• What is needed
Collect all lines below with the string "will".

------------------------------------------------

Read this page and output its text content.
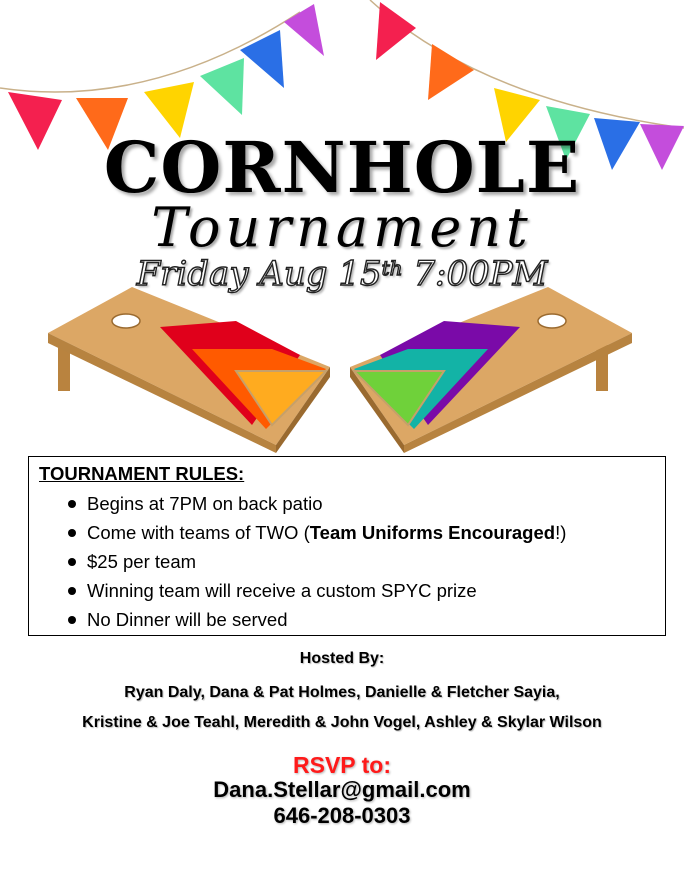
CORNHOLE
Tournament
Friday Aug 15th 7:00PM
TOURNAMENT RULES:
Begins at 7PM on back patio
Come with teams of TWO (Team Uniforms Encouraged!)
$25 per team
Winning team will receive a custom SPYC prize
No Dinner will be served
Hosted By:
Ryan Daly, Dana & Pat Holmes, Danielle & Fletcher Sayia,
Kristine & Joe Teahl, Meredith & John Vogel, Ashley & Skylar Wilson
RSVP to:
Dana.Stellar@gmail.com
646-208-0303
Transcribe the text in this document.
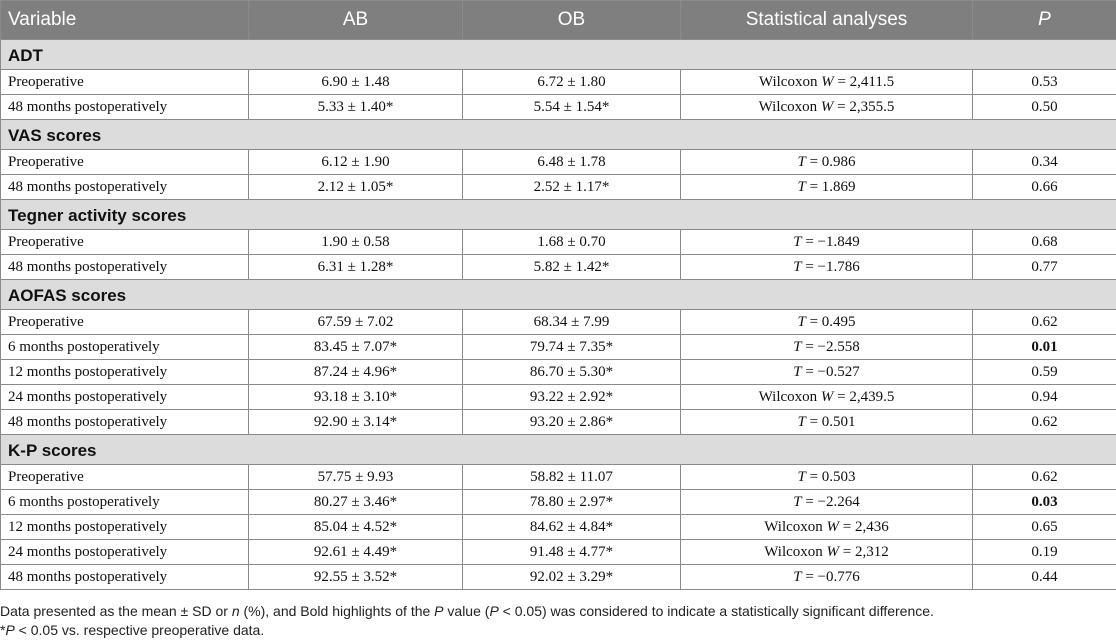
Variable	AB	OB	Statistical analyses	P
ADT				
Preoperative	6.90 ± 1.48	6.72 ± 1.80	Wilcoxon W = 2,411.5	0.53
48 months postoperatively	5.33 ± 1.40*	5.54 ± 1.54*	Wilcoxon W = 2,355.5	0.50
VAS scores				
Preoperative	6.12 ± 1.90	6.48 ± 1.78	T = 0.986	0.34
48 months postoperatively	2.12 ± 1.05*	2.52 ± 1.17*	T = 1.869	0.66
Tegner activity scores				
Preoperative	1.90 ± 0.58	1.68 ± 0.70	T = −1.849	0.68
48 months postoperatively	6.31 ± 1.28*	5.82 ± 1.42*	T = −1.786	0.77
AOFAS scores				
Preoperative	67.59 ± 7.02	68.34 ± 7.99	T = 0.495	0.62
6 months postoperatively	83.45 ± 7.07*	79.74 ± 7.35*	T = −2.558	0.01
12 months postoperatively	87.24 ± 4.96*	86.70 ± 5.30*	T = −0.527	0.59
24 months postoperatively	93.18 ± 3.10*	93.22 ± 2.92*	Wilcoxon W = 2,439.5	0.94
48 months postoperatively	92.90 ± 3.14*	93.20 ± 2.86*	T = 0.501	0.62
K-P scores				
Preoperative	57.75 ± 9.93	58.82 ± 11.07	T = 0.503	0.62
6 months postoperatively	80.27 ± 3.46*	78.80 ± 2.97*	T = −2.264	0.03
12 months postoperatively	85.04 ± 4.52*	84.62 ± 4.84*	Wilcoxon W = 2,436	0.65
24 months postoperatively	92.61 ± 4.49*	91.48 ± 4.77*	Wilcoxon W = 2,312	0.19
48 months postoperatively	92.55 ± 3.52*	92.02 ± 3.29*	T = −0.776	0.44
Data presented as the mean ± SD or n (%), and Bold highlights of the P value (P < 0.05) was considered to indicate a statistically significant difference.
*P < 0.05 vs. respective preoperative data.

------------------------------------------------

• Task result
Winning team will receive a custom SPYC prize
No Dinner will be served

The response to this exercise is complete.